GIVEN REQUEST
Pick out every line with the word "Идти" and copy it.

AVAILABLE DATA
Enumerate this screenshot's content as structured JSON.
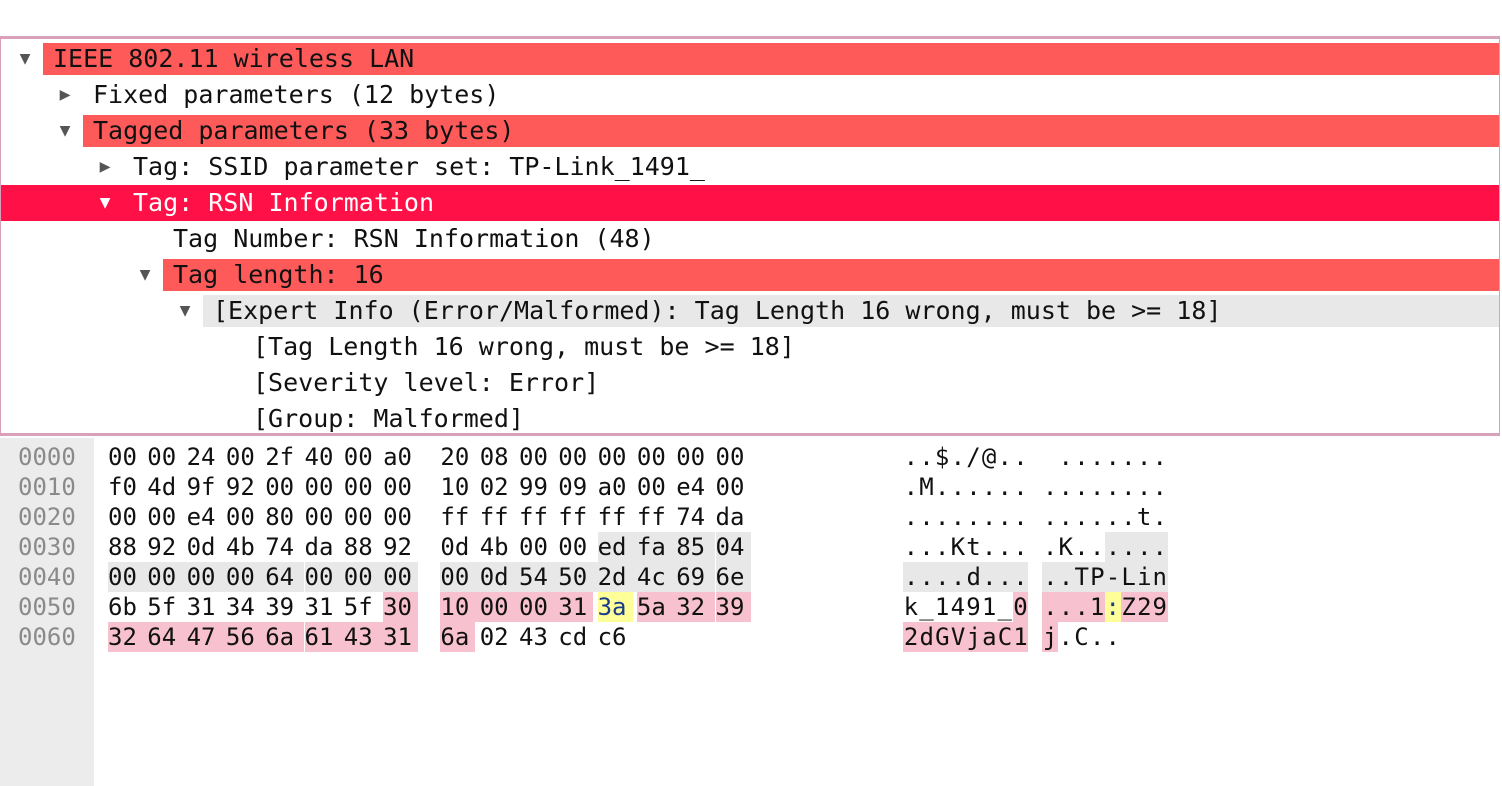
{
  "tree": [
    {
      "label": "IEEE 802.11 wireless LAN",
      "arrow": "▼",
      "indent": 0,
      "style": "red"
    },
    {
      "label": "Fixed parameters (12 bytes)",
      "arrow": "▶",
      "indent": 1,
      "style": ""
    },
    {
      "label": "Tagged parameters (33 bytes)",
      "arrow": "▼",
      "indent": 1,
      "style": "red"
    },
    {
      "label": "Tag: SSID parameter set: TP-Link_1491_",
      "arrow": "▶",
      "indent": 2,
      "style": ""
    },
    {
      "label": "Tag: RSN Information",
      "arrow": "▼",
      "indent": 2,
      "style": "sel"
    },
    {
      "label": "Tag Number: RSN Information (48)",
      "arrow": "",
      "indent": 3,
      "style": ""
    },
    {
      "label": "Tag length: 16",
      "arrow": "▼",
      "indent": 3,
      "style": "red"
    },
    {
      "label": "[Expert Info (Error/Malformed): Tag Length 16 wrong, must be >= 18]",
      "arrow": "▼",
      "indent": 4,
      "style": "gray"
    },
    {
      "label": "[Tag Length 16 wrong, must be >= 18]",
      "arrow": "",
      "indent": 5,
      "style": ""
    },
    {
      "label": "[Severity level: Error]",
      "arrow": "",
      "indent": 5,
      "style": ""
    },
    {
      "label": "[Group: Malformed]",
      "arrow": "",
      "indent": 5,
      "style": ""
    }
  ],
  "hex": [
    {
      "offset": "0000",
      "bytes": [
        "00",
        "00",
        "24",
        "00",
        "2f",
        "40",
        "00",
        "a0",
        "20",
        "08",
        "00",
        "00",
        "00",
        "00",
        "00",
        "00"
      ],
      "ascii": "..$./@..  ......."
    },
    {
      "offset": "0010",
      "bytes": [
        "f0",
        "4d",
        "9f",
        "92",
        "00",
        "00",
        "00",
        "00",
        "10",
        "02",
        "99",
        "09",
        "a0",
        "00",
        "e4",
        "00"
      ],
      "ascii": ".M...... ........"
    },
    {
      "offset": "0020",
      "bytes": [
        "00",
        "00",
        "e4",
        "00",
        "80",
        "00",
        "00",
        "00",
        "ff",
        "ff",
        "ff",
        "ff",
        "ff",
        "ff",
        "74",
        "da"
      ],
      "ascii": "........ ......t."
    },
    {
      "offset": "0030",
      "bytes": [
        "88",
        "92",
        "0d",
        "4b",
        "74",
        "da",
        "88",
        "92",
        "0d",
        "4b",
        "00",
        "00",
        "ed",
        "fa",
        "85",
        "04"
      ],
      "ascii": "...Kt... .K......"
    },
    {
      "offset": "0040",
      "bytes": [
        "00",
        "00",
        "00",
        "00",
        "64",
        "00",
        "00",
        "00",
        "00",
        "0d",
        "54",
        "50",
        "2d",
        "4c",
        "69",
        "6e"
      ],
      "ascii": "....d... ..TP-Lin"
    },
    {
      "offset": "0050",
      "bytes": [
        "6b",
        "5f",
        "31",
        "34",
        "39",
        "31",
        "5f",
        "30",
        "10",
        "00",
        "00",
        "31",
        "3a",
        "5a",
        "32",
        "39"
      ],
      "ascii": "k_1491_0 ...1:Z29"
    },
    {
      "offset": "0060",
      "bytes": [
        "32",
        "64",
        "47",
        "56",
        "6a",
        "61",
        "43",
        "31",
        "6a",
        "02",
        "43",
        "cd",
        "c6"
      ],
      "ascii": "2dGVjaC1 j.C.."
    }
  ],
  "colors": {
    "red": "#fe5a5a",
    "selected": "#ff1148",
    "gray": "#e8e8e8",
    "pink": "#f7c1cf",
    "yellow": "#ffff99"
  }
}
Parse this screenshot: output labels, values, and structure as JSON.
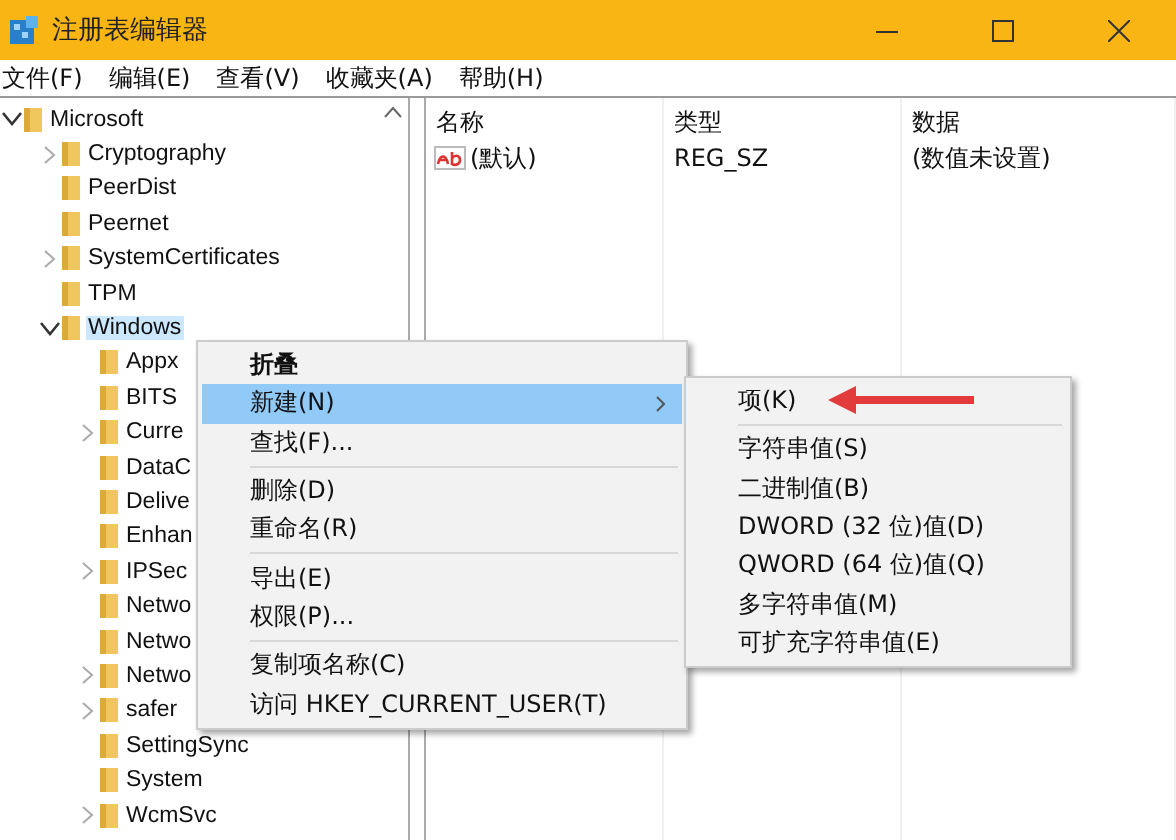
{
  "window": {
    "title": "注册表编辑器"
  },
  "menu_bar": [
    "文件(F)",
    "编辑(E)",
    "查看(V)",
    "收藏夹(A)",
    "帮助(H)"
  ],
  "tree": [
    {
      "label": "Microsoft",
      "expanded": true,
      "selected": false,
      "children": [
        {
          "label": "Cryptography",
          "expanded": false,
          "selected": false
        },
        {
          "label": "PeerDist",
          "selected": false
        },
        {
          "label": "Peernet",
          "selected": false
        },
        {
          "label": "SystemCertificates",
          "expanded": false,
          "selected": false
        },
        {
          "label": "TPM",
          "selected": false
        },
        {
          "label": "Windows",
          "expanded": true,
          "selected": true,
          "children": [
            {
              "label": "Appx",
              "selected": false
            },
            {
              "label": "BITS",
              "selected": false
            },
            {
              "label": "Curre",
              "expanded": false,
              "selected": false
            },
            {
              "label": "DataC",
              "selected": false
            },
            {
              "label": "Delive",
              "selected": false
            },
            {
              "label": "Enhan",
              "selected": false
            },
            {
              "label": "IPSec",
              "expanded": false,
              "selected": false
            },
            {
              "label": "Netwo",
              "selected": false
            },
            {
              "label": "Netwo",
              "selected": false
            },
            {
              "label": "Netwo",
              "expanded": false,
              "selected": false
            },
            {
              "label": "safer",
              "expanded": false,
              "selected": false
            },
            {
              "label": "SettingSync",
              "selected": false
            },
            {
              "label": "System",
              "selected": false
            },
            {
              "label": "WcmSvc",
              "expanded": false,
              "selected": false
            }
          ]
        }
      ]
    }
  ],
  "list": {
    "columns": [
      "名称",
      "类型",
      "数据"
    ],
    "rows": [
      {
        "name": "(默认)",
        "type": "REG_SZ",
        "data": "(数值未设置)"
      }
    ]
  },
  "context_menu": [
    {
      "kind": "item",
      "label": "折叠",
      "bold": true,
      "selected": false,
      "submenu": false
    },
    {
      "kind": "item",
      "label": "新建(N)",
      "bold": false,
      "selected": true,
      "submenu": true
    },
    {
      "kind": "item",
      "label": "查找(F)...",
      "bold": false,
      "selected": false,
      "submenu": false
    },
    {
      "kind": "separator"
    },
    {
      "kind": "item",
      "label": "删除(D)",
      "bold": false,
      "selected": false,
      "submenu": false
    },
    {
      "kind": "item",
      "label": "重命名(R)",
      "bold": false,
      "selected": false,
      "submenu": false
    },
    {
      "kind": "separator"
    },
    {
      "kind": "item",
      "label": "导出(E)",
      "bold": false,
      "selected": false,
      "submenu": false
    },
    {
      "kind": "item",
      "label": "权限(P)...",
      "bold": false,
      "selected": false,
      "submenu": false
    },
    {
      "kind": "separator"
    },
    {
      "kind": "item",
      "label": "复制项名称(C)",
      "bold": false,
      "selected": false,
      "submenu": false
    },
    {
      "kind": "item",
      "label": "访问 HKEY_CURRENT_USER(T)",
      "bold": false,
      "selected": false,
      "submenu": false
    }
  ],
  "submenu": [
    {
      "kind": "item",
      "label": "项(K)",
      "bold": false,
      "selected": false,
      "submenu": false
    },
    {
      "kind": "separator"
    },
    {
      "kind": "item",
      "label": "字符串值(S)",
      "bold": false,
      "selected": false,
      "submenu": false
    },
    {
      "kind": "item",
      "label": "二进制值(B)",
      "bold": false,
      "selected": false,
      "submenu": false
    },
    {
      "kind": "item",
      "label": "DWORD (32 位)值(D)",
      "bold": false,
      "selected": false,
      "submenu": false
    },
    {
      "kind": "item",
      "label": "QWORD (64 位)值(Q)",
      "bold": false,
      "selected": false,
      "submenu": false
    },
    {
      "kind": "item",
      "label": "多字符串值(M)",
      "bold": false,
      "selected": false,
      "submenu": false
    },
    {
      "kind": "item",
      "label": "可扩充字符串值(E)",
      "bold": false,
      "selected": false,
      "submenu": false
    }
  ]
}
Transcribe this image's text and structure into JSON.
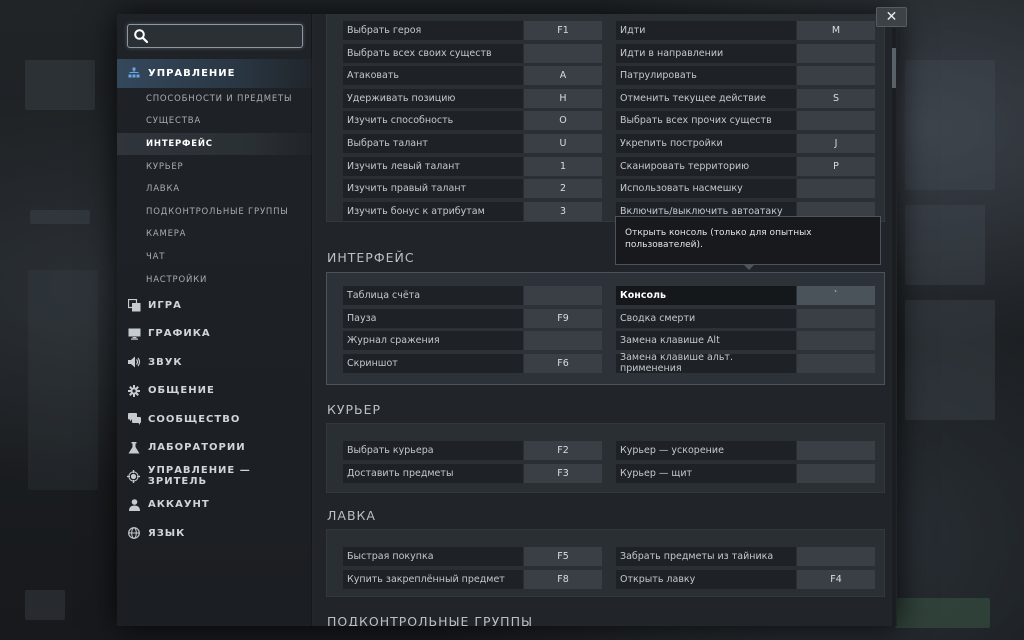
{
  "search": {
    "value": "",
    "placeholder": ""
  },
  "close_label": "✕",
  "nav": {
    "groups": [
      {
        "label": "УПРАВЛЕНИЕ",
        "icon": "hierarchy-icon",
        "active": true,
        "subs": [
          {
            "label": "СПОСОБНОСТИ И ПРЕДМЕТЫ"
          },
          {
            "label": "СУЩЕСТВА"
          },
          {
            "label": "ИНТЕРФЕЙС",
            "active": true
          },
          {
            "label": "КУРЬЕР"
          },
          {
            "label": "ЛАВКА"
          },
          {
            "label": "ПОДКОНТРОЛЬНЫЕ ГРУППЫ"
          },
          {
            "label": "КАМЕРА"
          },
          {
            "label": "ЧАТ"
          },
          {
            "label": "НАСТРОЙКИ"
          }
        ]
      },
      {
        "label": "ИГРА",
        "icon": "game-icon"
      },
      {
        "label": "ГРАФИКА",
        "icon": "monitor-icon"
      },
      {
        "label": "ЗВУК",
        "icon": "speaker-icon"
      },
      {
        "label": "ОБЩЕНИЕ",
        "icon": "gear-icon"
      },
      {
        "label": "СООБЩЕСТВО",
        "icon": "chat-icon"
      },
      {
        "label": "ЛАБОРАТОРИИ",
        "icon": "flask-icon"
      },
      {
        "label": "УПРАВЛЕНИЕ — ЗРИТЕЛЬ",
        "icon": "spectator-icon"
      },
      {
        "label": "АККАУНТ",
        "icon": "user-icon"
      },
      {
        "label": "ЯЗЫК",
        "icon": "globe-icon"
      }
    ]
  },
  "sections": {
    "top": {
      "left": [
        {
          "label": "Выбрать героя",
          "key": "F1"
        },
        {
          "label": "Выбрать всех своих существ",
          "key": ""
        },
        {
          "label": "Атаковать",
          "key": "A"
        },
        {
          "label": "Удерживать позицию",
          "key": "H"
        },
        {
          "label": "Изучить способность",
          "key": "O"
        },
        {
          "label": "Выбрать талант",
          "key": "U"
        },
        {
          "label": "Изучить левый талант",
          "key": "1"
        },
        {
          "label": "Изучить правый талант",
          "key": "2"
        },
        {
          "label": "Изучить бонус к атрибутам",
          "key": "3"
        }
      ],
      "right": [
        {
          "label": "Идти",
          "key": "M"
        },
        {
          "label": "Идти в направлении",
          "key": ""
        },
        {
          "label": "Патрулировать",
          "key": ""
        },
        {
          "label": "Отменить текущее действие",
          "key": "S"
        },
        {
          "label": "Выбрать всех прочих существ",
          "key": ""
        },
        {
          "label": "Укрепить постройки",
          "key": "J"
        },
        {
          "label": "Сканировать территорию",
          "key": "P"
        },
        {
          "label": "Использовать насмешку",
          "key": ""
        },
        {
          "label": "Включить/выключить автоатаку",
          "key": ""
        }
      ]
    },
    "interface": {
      "title": "ИНТЕРФЕЙС",
      "left": [
        {
          "label": "Таблица счёта",
          "key": ""
        },
        {
          "label": "Пауза",
          "key": "F9"
        },
        {
          "label": "Журнал сражения",
          "key": ""
        },
        {
          "label": "Скриншот",
          "key": "F6"
        }
      ],
      "right": [
        {
          "label": "Консоль",
          "key": "`"
        },
        {
          "label": "Сводка смерти",
          "key": ""
        },
        {
          "label": "Замена клавише Alt",
          "key": ""
        },
        {
          "label": "Замена клавише альт. применения",
          "key": ""
        }
      ]
    },
    "courier": {
      "title": "КУРЬЕР",
      "left": [
        {
          "label": "Выбрать курьера",
          "key": "F2"
        },
        {
          "label": "Доставить предметы",
          "key": "F3"
        }
      ],
      "right": [
        {
          "label": "Курьер — ускорение",
          "key": ""
        },
        {
          "label": "Курьер — щит",
          "key": ""
        }
      ]
    },
    "shop": {
      "title": "ЛАВКА",
      "left": [
        {
          "label": "Быстрая покупка",
          "key": "F5"
        },
        {
          "label": "Купить закреплённый предмет",
          "key": "F8"
        }
      ],
      "right": [
        {
          "label": "Забрать предметы из тайника",
          "key": ""
        },
        {
          "label": "Открыть лавку",
          "key": "F4"
        }
      ]
    },
    "groups": {
      "title": "ПОДКОНТРОЛЬНЫЕ ГРУППЫ"
    }
  },
  "tooltip": {
    "text": "Открыть консоль (только для опытных пользователей)."
  }
}
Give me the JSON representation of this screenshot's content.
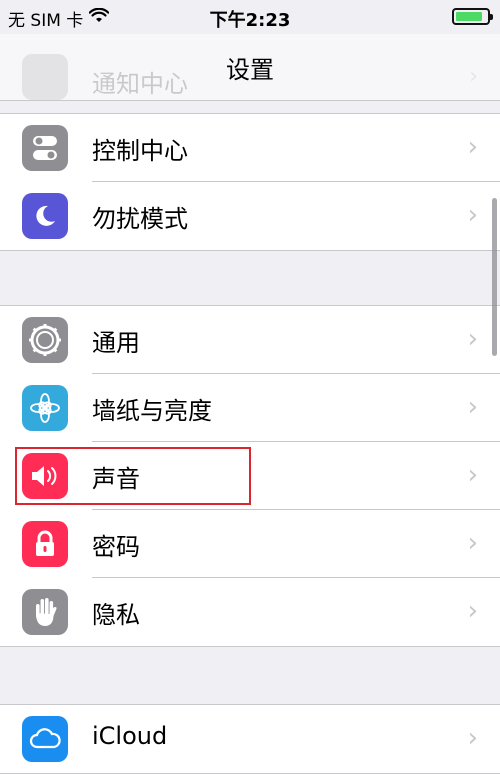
{
  "status_bar": {
    "carrier": "无 SIM 卡",
    "wifi_icon": "wifi-icon",
    "time": "下午2:23",
    "battery_level": 0.85,
    "battery_color": "#4cd964"
  },
  "nav": {
    "title": "设置",
    "ghost_label": "通知中心"
  },
  "groups": [
    {
      "items": [
        {
          "label": "控制中心",
          "icon": "control-center-icon",
          "color": "#8e8e93"
        },
        {
          "label": "勿扰模式",
          "icon": "moon-icon",
          "color": "#5856d6"
        }
      ]
    },
    {
      "items": [
        {
          "label": "通用",
          "icon": "gear-icon",
          "color": "#8e8e93"
        },
        {
          "label": "墙纸与亮度",
          "icon": "flower-icon",
          "color": "#34aadc"
        },
        {
          "label": "声音",
          "icon": "speaker-icon",
          "color": "#ff2d55"
        },
        {
          "label": "密码",
          "icon": "lock-icon",
          "color": "#ff2d55"
        },
        {
          "label": "隐私",
          "icon": "hand-icon",
          "color": "#8e8e93"
        }
      ]
    },
    {
      "items": [
        {
          "label": "iCloud",
          "icon": "cloud-icon",
          "color": "#1a8ef0"
        }
      ]
    }
  ],
  "chevron": "›"
}
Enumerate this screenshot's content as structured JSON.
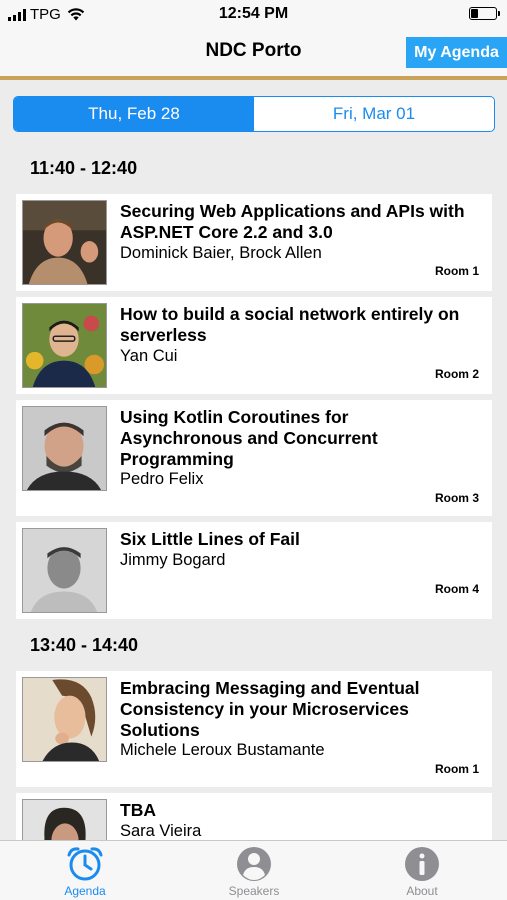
{
  "status_bar": {
    "carrier": "TPG",
    "time": "12:54 PM",
    "battery_level": 0.3
  },
  "nav": {
    "title": "NDC Porto",
    "my_agenda_label": "My Agenda"
  },
  "days": [
    {
      "label": "Thu, Feb 28",
      "selected": true
    },
    {
      "label": "Fri, Mar 01",
      "selected": false
    }
  ],
  "slots": [
    {
      "time": "11:40 - 12:40",
      "sessions": [
        {
          "title": "Securing Web Applications and APIs with ASP.NET Core 2.2 and 3.0",
          "speaker": "Dominick Baier, Brock  Allen",
          "room": "Room 1",
          "photo": "speaker-photo"
        },
        {
          "title": "How to build a social network entirely on serverless",
          "speaker": "Yan Cui",
          "room": "Room 2",
          "photo": "speaker-photo"
        },
        {
          "title": "Using Kotlin Coroutines for Asynchronous and Concurrent Programming",
          "speaker": "Pedro Felix",
          "room": "Room 3",
          "photo": "speaker-photo"
        },
        {
          "title": "Six Little Lines of Fail",
          "speaker": "Jimmy Bogard",
          "room": "Room 4",
          "photo": "speaker-photo"
        }
      ]
    },
    {
      "time": "13:40 - 14:40",
      "sessions": [
        {
          "title": "Embracing Messaging and Eventual Consistency in your Microservices Solutions",
          "speaker": "Michele Leroux Bustamante",
          "room": "Room 1",
          "photo": "speaker-photo"
        },
        {
          "title": "TBA",
          "speaker": "Sara  Vieira",
          "room": "",
          "photo": "speaker-photo"
        }
      ]
    }
  ],
  "tabs": [
    {
      "label": "Agenda",
      "icon": "alarm-clock-icon",
      "active": true
    },
    {
      "label": "Speakers",
      "icon": "person-icon",
      "active": false
    },
    {
      "label": "About",
      "icon": "info-icon",
      "active": false
    }
  ],
  "colors": {
    "accent": "#1a8cf0",
    "agenda_button": "#2aa4f4",
    "divider_gold": "#c9a35a",
    "inactive_tab": "#8e8e93"
  }
}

FULL OUTPUT
          "label": "Идти",
          "label": "Идти в направлении",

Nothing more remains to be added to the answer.